What you need to do: Return the listing below in full, with every line exactly as it is.

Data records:
_ _ _
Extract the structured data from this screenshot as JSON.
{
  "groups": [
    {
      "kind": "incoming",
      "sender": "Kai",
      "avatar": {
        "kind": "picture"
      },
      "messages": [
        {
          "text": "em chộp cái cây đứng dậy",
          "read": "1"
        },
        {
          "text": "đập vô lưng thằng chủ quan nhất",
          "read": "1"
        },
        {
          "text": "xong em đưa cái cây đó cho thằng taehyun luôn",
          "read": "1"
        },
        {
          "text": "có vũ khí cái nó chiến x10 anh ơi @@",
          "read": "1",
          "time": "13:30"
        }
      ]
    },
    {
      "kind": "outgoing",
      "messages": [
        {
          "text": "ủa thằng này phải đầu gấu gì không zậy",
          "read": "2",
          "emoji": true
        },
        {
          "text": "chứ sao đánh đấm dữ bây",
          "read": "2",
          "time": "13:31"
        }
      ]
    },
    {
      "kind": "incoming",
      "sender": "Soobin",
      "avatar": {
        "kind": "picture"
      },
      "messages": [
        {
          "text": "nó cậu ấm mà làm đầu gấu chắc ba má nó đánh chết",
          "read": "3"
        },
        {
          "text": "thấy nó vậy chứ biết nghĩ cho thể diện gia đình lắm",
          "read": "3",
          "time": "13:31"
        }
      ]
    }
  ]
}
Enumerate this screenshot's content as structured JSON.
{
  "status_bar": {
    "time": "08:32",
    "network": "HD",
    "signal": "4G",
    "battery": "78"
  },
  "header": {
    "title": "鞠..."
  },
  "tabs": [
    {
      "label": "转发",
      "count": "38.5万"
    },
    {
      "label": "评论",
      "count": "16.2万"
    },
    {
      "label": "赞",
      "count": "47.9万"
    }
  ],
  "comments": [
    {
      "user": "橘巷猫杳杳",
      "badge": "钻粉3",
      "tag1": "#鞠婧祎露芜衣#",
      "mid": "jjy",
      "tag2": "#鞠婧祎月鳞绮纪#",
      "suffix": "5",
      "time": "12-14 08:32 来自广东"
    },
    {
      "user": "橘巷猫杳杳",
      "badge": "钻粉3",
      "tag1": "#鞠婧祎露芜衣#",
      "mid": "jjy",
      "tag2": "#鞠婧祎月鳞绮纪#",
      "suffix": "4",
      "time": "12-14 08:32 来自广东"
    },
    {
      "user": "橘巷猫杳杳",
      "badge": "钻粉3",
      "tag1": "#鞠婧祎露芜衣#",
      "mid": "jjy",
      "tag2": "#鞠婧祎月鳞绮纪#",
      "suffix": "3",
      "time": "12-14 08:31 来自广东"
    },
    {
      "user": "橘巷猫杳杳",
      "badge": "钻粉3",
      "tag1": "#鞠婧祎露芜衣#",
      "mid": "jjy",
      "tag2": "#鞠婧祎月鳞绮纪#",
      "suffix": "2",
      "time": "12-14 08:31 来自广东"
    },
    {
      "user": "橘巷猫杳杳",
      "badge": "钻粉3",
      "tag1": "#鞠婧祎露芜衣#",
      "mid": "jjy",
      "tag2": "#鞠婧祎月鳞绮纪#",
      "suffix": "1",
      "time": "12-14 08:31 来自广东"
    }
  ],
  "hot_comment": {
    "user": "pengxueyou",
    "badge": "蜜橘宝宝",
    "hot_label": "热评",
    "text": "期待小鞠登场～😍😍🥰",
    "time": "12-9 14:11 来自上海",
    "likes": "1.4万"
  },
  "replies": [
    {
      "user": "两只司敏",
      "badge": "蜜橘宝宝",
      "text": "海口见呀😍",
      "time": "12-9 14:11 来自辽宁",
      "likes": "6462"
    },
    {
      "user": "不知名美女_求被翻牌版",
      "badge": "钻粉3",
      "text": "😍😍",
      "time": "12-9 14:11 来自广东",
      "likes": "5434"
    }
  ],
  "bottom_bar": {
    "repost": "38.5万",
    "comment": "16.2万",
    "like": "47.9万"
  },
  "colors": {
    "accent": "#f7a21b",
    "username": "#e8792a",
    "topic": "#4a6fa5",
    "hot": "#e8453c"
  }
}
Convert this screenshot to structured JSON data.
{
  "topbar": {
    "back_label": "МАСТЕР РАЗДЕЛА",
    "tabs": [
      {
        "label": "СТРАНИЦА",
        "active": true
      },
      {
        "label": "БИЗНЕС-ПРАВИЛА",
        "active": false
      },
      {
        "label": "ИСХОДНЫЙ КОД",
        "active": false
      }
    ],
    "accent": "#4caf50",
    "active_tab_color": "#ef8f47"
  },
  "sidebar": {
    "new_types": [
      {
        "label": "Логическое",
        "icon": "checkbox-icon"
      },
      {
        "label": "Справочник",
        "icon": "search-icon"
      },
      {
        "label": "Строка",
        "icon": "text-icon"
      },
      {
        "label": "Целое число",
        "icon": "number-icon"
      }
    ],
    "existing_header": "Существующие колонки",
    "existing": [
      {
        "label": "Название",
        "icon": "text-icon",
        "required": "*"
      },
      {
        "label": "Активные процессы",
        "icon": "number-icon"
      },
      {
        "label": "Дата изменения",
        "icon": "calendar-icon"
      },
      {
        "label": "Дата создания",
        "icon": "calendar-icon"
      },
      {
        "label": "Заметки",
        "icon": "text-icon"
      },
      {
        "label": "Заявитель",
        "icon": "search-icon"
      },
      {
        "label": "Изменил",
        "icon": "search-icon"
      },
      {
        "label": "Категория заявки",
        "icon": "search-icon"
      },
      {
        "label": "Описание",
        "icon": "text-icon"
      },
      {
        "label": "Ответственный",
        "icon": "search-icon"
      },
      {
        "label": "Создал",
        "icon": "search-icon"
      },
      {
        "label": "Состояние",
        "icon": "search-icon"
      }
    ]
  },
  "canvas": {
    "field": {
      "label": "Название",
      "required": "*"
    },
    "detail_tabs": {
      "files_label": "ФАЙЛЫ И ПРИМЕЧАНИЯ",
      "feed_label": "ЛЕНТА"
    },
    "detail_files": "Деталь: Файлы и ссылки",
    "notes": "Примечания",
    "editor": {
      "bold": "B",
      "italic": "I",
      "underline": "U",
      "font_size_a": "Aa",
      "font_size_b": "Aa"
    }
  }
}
_ _ _
Task output:
Extract the structured data from this screenshot as JSON.
{
  "groups": [
    {
      "kind": "incoming",
      "sender": "Kai",
      "avatar": {
        "kind": "picture"
      },
      "messages": [
        {
          "text": "em chộp cái cây đứng dậy",
          "read": "1"
        },
        {
          "text": "đập vô lưng thằng chủ quan nhất",
          "read": "1"
        },
        {
          "text": "xong em đưa cái cây đó cho thằng taehyun luôn",
          "read": "1"
        },
        {
          "text": "có vũ khí cái nó chiến x10 anh ơi @@",
          "read": "1",
          "time": "13:30"
        }
      ]
    },
    {
      "kind": "outgoing",
      "messages": [
        {
          "text": "ủa thằng này phải đầu gấu gì không zậy",
          "read": "2",
          "emoji": true
        },
        {
          "text": "chứ sao đánh đấm dữ bây",
          "read": "2",
          "time": "13:31"
        }
      ]
    },
    {
      "kind": "incoming",
      "sender": "Soobin",
      "avatar": {
        "kind": "picture"
      },
      "messages": [
        {
          "text": "nó cậu ấm mà làm đầu gấu chắc ba má nó đánh chết",
          "read": "3"
        },
        {
          "text": "thấy nó vậy chứ biết nghĩ cho thể diện gia đình lắm",
          "read": "3",
          "time": "13:31"
        }
      ]
    }
  ]
}
Enumerate this screenshot's content as structured JSON.
{
  "status_bar": {
    "time": "08:32",
    "network": "HD",
    "signal": "4G",
    "battery": "78"
  },
  "header": {
    "title": "鞠..."
  },
  "tabs": [
    {
      "label": "转发",
      "count": "38.5万"
    },
    {
      "label": "评论",
      "count": "16.2万"
    },
    {
      "label": "赞",
      "count": "47.9万"
    }
  ],
  "comments": [
    {
      "user": "橘巷猫杳杳",
      "badge": "钻粉3",
      "tag1": "#鞠婧祎露芜衣#",
      "mid": "jjy",
      "tag2": "#鞠婧祎月鳞绮纪#",
      "suffix": "5",
      "time": "12-14 08:32 来自广东"
    },
    {
      "user": "橘巷猫杳杳",
      "badge": "钻粉3",
      "tag1": "#鞠婧祎露芜衣#",
      "mid": "jjy",
      "tag2": "#鞠婧祎月鳞绮纪#",
      "suffix": "4",
      "time": "12-14 08:32 来自广东"
    },
    {
      "user": "橘巷猫杳杳",
      "badge": "钻粉3",
      "tag1": "#鞠婧祎露芜衣#",
      "mid": "jjy",
      "tag2": "#鞠婧祎月鳞绮纪#",
      "suffix": "3",
      "time": "12-14 08:31 来自广东"
    },
    {
      "user": "橘巷猫杳杳",
      "badge": "钻粉3",
      "tag1": "#鞠婧祎露芜衣#",
      "mid": "jjy",
      "tag2": "#鞠婧祎月鳞绮纪#",
      "suffix": "2",
      "time": "12-14 08:31 来自广东"
    },
    {
      "user": "橘巷猫杳杳",
      "badge": "钻粉3",
      "tag1": "#鞠婧祎露芜衣#",
      "mid": "jjy",
      "tag2": "#鞠婧祎月鳞绮纪#",
      "suffix": "1",
      "time": "12-14 08:31 来自广东"
    }
  ],
  "hot_comment": {
    "user": "pengxueyou",
    "badge": "蜜橘宝宝",
    "hot_label": "热评",
    "text": "期待小鞠登场～😍😍🥰",
    "time": "12-9 14:11 来自上海",
    "likes": "1.4万"
  },
  "replies": [
    {
      "user": "两只司敏",
      "badge": "蜜橘宝宝",
      "text": "海口见呀😍",
      "time": "12-9 14:11 来自辽宁",
      "likes": "6462"
    },
    {
      "user": "不知名美女_求被翻牌版",
      "badge": "钻粉3",
      "text": "😍😍",
      "time": "12-9 14:11 来自广东",
      "likes": "5434"
    }
  ],
  "bottom_bar": {
    "repost": "38.5万",
    "comment": "16.2万",
    "like": "47.9万"
  },
  "colors": {
    "accent": "#f7a21b",
    "username": "#e8792a",
    "topic": "#4a6fa5",
    "hot": "#e8453c"
  }
}
Convert this screenshot to structured JSON data.
{
  "topbar": {
    "back_label": "МАСТЕР РАЗДЕЛА",
    "tabs": [
      {
        "label": "СТРАНИЦА",
        "active": true
      },
      {
        "label": "БИЗНЕС-ПРАВИЛА",
        "active": false
      },
      {
        "label": "ИСХОДНЫЙ КОД",
        "active": false
      }
    ],
    "accent": "#4caf50",
    "active_tab_color": "#ef8f47"
  },
  "sidebar": {
    "new_types": [
      {
        "label": "Логическое",
        "icon": "checkbox-icon"
      },
      {
        "label": "Справочник",
        "icon": "search-icon"
      },
      {
        "label": "Строка",
        "icon": "text-icon"
      },
      {
        "label": "Целое число",
        "icon": "number-icon"
      }
    ],
    "existing_header": "Существующие колонки",
    "existing": [
      {
        "label": "Название",
        "icon": "text-icon",
        "required": "*"
      },
      {
        "label": "Активные процессы",
        "icon": "number-icon"
      },
      {
        "label": "Дата изменения",
        "icon": "calendar-icon"
      },
      {
        "label": "Дата создания",
        "icon": "calendar-icon"
      },
      {
        "label": "Заметки",
        "icon": "text-icon"
      },
      {
        "label": "Заявитель",
        "icon": "search-icon"
      },
      {
        "label": "Изменил",
        "icon": "search-icon"
      },
      {
        "label": "Категория заявки",
        "icon": "search-icon"
      },
      {
        "label": "Описание",
        "icon": "text-icon"
      },
      {
        "label": "Ответственный",
        "icon": "search-icon"
      },
      {
        "label": "Создал",
        "icon": "search-icon"
      },
      {
        "label": "Состояние",
        "icon": "search-icon"
      }
    ]
  },
  "canvas": {
    "field": {
      "label": "Название",
      "required": "*"
    },
    "detail_tabs": {
      "files_label": "ФАЙЛЫ И ПРИМЕЧАНИЯ",
      "feed_label": "ЛЕНТА"
    },
    "detail_files": "Деталь: Файлы и ссылки",
    "notes": "Примечания",
    "editor": {
      "bold": "B",
      "italic": "I",
      "underline": "U",
      "font_size_a": "Aa",
      "font_size_b": "Aa"
    }
  }
}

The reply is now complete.